** BEGIN **
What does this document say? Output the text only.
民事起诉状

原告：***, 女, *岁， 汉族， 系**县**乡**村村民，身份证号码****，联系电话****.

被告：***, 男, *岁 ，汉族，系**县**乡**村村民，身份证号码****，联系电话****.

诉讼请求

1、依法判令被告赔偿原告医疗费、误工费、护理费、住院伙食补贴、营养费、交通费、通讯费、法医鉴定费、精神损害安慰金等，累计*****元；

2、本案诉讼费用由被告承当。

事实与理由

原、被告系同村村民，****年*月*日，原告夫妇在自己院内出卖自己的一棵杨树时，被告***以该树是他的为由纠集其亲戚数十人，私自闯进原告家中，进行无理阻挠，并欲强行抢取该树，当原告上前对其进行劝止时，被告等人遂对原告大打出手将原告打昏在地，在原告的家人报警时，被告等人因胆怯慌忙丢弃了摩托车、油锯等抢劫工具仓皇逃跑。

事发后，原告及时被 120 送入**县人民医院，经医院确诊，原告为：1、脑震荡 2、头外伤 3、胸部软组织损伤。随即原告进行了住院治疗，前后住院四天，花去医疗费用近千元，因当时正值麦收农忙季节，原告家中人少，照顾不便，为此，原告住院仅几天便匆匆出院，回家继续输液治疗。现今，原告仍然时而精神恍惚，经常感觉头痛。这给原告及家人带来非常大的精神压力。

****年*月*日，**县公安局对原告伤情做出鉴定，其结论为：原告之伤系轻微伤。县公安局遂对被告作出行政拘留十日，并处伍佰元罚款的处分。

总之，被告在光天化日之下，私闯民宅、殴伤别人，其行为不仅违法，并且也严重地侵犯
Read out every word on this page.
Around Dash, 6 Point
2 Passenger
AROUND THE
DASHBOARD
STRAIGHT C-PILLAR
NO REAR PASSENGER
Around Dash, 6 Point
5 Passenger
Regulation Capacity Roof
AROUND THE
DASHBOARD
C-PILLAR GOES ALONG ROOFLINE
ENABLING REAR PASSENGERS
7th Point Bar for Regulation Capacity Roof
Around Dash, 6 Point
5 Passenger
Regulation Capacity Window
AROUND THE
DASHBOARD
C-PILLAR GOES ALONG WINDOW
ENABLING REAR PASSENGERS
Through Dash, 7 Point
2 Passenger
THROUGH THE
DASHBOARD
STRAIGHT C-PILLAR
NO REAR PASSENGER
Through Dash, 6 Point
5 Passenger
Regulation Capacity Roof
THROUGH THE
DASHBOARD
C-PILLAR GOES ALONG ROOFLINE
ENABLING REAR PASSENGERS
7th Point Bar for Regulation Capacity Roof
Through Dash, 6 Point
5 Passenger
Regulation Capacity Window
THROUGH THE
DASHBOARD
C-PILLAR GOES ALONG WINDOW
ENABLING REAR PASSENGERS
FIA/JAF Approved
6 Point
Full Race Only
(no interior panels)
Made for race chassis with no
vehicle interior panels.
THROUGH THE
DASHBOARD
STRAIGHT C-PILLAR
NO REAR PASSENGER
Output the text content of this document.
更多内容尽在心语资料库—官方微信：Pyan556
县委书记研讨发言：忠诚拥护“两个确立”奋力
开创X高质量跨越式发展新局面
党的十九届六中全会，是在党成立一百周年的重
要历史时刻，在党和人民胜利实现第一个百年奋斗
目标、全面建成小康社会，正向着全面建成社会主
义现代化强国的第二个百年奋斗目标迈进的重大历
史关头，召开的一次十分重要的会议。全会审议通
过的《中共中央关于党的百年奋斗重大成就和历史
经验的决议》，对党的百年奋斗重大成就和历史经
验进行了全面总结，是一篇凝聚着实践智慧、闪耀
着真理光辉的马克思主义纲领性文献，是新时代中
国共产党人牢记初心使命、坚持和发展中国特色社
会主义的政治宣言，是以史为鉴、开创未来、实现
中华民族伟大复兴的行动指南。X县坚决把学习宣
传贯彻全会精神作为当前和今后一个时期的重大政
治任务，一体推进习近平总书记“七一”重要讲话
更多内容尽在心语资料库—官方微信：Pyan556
** END **
Search the entries for the word "this" and pick out every line that holds it.

What does this document say? Output the text only.
Read out every word on this page.
Output the text content of this document.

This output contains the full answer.